EXERCISE. Can you retype every record below exactly as written?

[Records about charts and figures]
——

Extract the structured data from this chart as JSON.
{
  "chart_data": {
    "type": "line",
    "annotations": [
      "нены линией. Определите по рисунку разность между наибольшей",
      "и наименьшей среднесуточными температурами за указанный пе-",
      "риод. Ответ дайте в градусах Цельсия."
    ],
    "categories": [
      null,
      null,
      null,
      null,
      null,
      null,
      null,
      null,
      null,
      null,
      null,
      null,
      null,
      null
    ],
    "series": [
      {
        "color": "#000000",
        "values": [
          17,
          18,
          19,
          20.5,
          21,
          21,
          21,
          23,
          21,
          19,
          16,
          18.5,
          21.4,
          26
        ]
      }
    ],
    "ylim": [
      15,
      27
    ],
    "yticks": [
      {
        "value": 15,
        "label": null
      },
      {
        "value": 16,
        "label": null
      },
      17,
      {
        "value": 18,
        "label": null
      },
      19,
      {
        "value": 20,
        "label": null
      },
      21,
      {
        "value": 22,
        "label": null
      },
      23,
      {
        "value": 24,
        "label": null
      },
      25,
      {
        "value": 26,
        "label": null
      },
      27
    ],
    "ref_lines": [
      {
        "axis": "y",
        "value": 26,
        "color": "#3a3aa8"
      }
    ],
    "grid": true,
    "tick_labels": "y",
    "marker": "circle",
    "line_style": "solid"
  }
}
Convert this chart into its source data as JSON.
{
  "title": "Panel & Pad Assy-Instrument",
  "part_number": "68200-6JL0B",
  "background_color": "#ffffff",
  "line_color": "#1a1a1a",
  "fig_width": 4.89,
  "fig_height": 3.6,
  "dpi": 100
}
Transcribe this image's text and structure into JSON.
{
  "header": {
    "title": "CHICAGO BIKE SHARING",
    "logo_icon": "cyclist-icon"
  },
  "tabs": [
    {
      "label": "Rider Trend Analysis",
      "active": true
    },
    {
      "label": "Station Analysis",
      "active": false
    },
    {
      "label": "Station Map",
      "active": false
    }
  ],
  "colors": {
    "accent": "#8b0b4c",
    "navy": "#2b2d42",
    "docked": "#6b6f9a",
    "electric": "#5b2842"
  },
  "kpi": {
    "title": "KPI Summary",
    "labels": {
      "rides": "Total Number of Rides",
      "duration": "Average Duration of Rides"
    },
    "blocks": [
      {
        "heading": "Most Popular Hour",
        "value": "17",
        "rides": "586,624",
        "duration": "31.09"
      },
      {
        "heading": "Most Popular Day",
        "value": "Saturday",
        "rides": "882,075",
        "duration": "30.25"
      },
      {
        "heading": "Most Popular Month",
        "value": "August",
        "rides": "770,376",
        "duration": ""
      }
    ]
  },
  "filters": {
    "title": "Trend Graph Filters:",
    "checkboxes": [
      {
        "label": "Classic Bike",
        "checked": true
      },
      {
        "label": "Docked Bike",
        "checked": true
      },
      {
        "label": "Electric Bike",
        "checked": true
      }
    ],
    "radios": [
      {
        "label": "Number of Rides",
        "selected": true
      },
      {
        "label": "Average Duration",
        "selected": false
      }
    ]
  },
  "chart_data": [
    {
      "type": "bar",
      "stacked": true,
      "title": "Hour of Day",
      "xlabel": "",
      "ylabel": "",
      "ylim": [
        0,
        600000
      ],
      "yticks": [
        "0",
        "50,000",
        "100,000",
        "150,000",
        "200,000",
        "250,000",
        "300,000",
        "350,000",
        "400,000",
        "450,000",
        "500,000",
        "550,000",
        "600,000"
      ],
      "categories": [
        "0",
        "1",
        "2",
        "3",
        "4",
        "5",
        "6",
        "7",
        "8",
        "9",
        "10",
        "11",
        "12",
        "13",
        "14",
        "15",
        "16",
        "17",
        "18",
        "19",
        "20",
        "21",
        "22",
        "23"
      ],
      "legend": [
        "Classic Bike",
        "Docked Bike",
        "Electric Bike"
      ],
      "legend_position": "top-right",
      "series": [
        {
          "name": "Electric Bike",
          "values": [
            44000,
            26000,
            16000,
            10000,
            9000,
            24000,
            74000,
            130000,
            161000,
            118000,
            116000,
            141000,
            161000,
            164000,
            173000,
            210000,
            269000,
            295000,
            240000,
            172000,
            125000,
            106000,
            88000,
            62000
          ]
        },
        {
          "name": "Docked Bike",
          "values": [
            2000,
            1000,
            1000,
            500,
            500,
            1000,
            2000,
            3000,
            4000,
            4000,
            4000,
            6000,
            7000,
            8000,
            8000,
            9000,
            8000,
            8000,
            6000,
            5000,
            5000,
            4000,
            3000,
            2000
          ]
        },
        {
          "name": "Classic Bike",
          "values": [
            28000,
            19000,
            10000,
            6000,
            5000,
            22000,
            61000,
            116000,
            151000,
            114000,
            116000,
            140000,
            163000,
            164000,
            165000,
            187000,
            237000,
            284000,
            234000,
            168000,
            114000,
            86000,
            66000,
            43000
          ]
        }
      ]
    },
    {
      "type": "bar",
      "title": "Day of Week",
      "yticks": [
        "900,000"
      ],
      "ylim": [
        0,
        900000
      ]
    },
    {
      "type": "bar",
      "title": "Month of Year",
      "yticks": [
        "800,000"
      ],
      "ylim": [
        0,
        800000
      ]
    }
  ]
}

——

RESPONSE BELOW.
Extract the structured data from this chart as JSON.
{
  "chart_data": {
    "type": "line",
    "annotations": [
      "нены линией. Определите по рисунку разность между наибольшей",
      "и наименьшей среднесуточными температурами за указанный пе-",
      "риод. Ответ дайте в градусах Цельсия."
    ],
    "categories": [
      null,
      null,
      null,
      null,
      null,
      null,
      null,
      null,
      null,
      null,
      null,
      null,
      null,
      null
    ],
    "series": [
      {
        "color": "#000000",
        "values": [
          17,
          18,
          19,
          20.5,
          21,
          21,
          21,
          23,
          21,
          19,
          16,
          18.5,
          21.4,
          26
        ]
      }
    ],
    "ylim": [
      15,
      27
    ],
    "yticks": [
      {
        "value": 15,
        "label": null
      },
      {
        "value": 16,
        "label": null
      },
      17,
      {
        "value": 18,
        "label": null
      },
      19,
      {
        "value": 20,
        "label": null
      },
      21,
      {
        "value": 22,
        "label": null
      },
      23,
      {
        "value": 24,
        "label": null
      },
      25,
      {
        "value": 26,
        "label": null
      },
      27
    ],
    "ref_lines": [
      {
        "axis": "y",
        "value": 26,
        "color": "#3a3aa8"
      }
    ],
    "grid": true,
    "tick_labels": "y",
    "marker": "circle",
    "line_style": "solid"
  }
}
Convert this chart into its source data as JSON.
{
  "title": "Panel & Pad Assy-Instrument",
  "part_number": "68200-6JL0B",
  "background_color": "#ffffff",
  "line_color": "#1a1a1a",
  "fig_width": 4.89,
  "fig_height": 3.6,
  "dpi": 100
}
Transcribe this image's text and structure into JSON.
{
  "header": {
    "title": "CHICAGO BIKE SHARING",
    "logo_icon": "cyclist-icon"
  },
  "tabs": [
    {
      "label": "Rider Trend Analysis",
      "active": true
    },
    {
      "label": "Station Analysis",
      "active": false
    },
    {
      "label": "Station Map",
      "active": false
    }
  ],
  "colors": {
    "accent": "#8b0b4c",
    "navy": "#2b2d42",
    "docked": "#6b6f9a",
    "electric": "#5b2842"
  },
  "kpi": {
    "title": "KPI Summary",
    "labels": {
      "rides": "Total Number of Rides",
      "duration": "Average Duration of Rides"
    },
    "blocks": [
      {
        "heading": "Most Popular Hour",
        "value": "17",
        "rides": "586,624",
        "duration": "31.09"
      },
      {
        "heading": "Most Popular Day",
        "value": "Saturday",
        "rides": "882,075",
        "duration": "30.25"
      },
      {
        "heading": "Most Popular Month",
        "value": "August",
        "rides": "770,376",
        "duration": ""
      }
    ]
  },
  "filters": {
    "title": "Trend Graph Filters:",
    "checkboxes": [
      {
        "label": "Classic Bike",
        "checked": true
      },
      {
        "label": "Docked Bike",
        "checked": true
      },
      {
        "label": "Electric Bike",
        "checked": true
      }
    ],
    "radios": [
      {
        "label": "Number of Rides",
        "selected": true
      },
      {
        "label": "Average Duration",
        "selected": false
      }
    ]
  },
  "chart_data": [
    {
      "type": "bar",
      "stacked": true,
      "title": "Hour of Day",
      "xlabel": "",
      "ylabel": "",
      "ylim": [
        0,
        600000
      ],
      "yticks": [
        "0",
        "50,000",
        "100,000",
        "150,000",
        "200,000",
        "250,000",
        "300,000",
        "350,000",
        "400,000",
        "450,000",
        "500,000",
        "550,000",
        "600,000"
      ],
      "categories": [
        "0",
        "1",
        "2",
        "3",
        "4",
        "5",
        "6",
        "7",
        "8",
        "9",
        "10",
        "11",
        "12",
        "13",
        "14",
        "15",
        "16",
        "17",
        "18",
        "19",
        "20",
        "21",
        "22",
        "23"
      ],
      "legend": [
        "Classic Bike",
        "Docked Bike",
        "Electric Bike"
      ],
      "legend_position": "top-right",
      "series": [
        {
          "name": "Electric Bike",
          "values": [
            44000,
            26000,
            16000,
            10000,
            9000,
            24000,
            74000,
            130000,
            161000,
            118000,
            116000,
            141000,
            161000,
            164000,
            173000,
            210000,
            269000,
            295000,
            240000,
            172000,
            125000,
            106000,
            88000,
            62000
          ]
        },
        {
          "name": "Docked Bike",
          "values": [
            2000,
            1000,
            1000,
            500,
            500,
            1000,
            2000,
            3000,
            4000,
            4000,
            4000,
            6000,
            7000,
            8000,
            8000,
            9000,
            8000,
            8000,
            6000,
            5000,
            5000,
            4000,
            3000,
            2000
          ]
        },
        {
          "name": "Classic Bike",
          "values": [
            28000,
            19000,
            10000,
            6000,
            5000,
            22000,
            61000,
            116000,
            151000,
            114000,
            116000,
            140000,
            163000,
            164000,
            165000,
            187000,
            237000,
            284000,
            234000,
            168000,
            114000,
            86000,
            66000,
            43000
          ]
        }
      ]
    },
    {
      "type": "bar",
      "title": "Day of Week",
      "yticks": [
        "900,000"
      ],
      "ylim": [
        0,
        900000
      ]
    },
    {
      "type": "bar",
      "title": "Month of Year",
      "yticks": [
        "800,000"
      ],
      "ylim": [
        0,
        800000
      ]
    }
  ]
}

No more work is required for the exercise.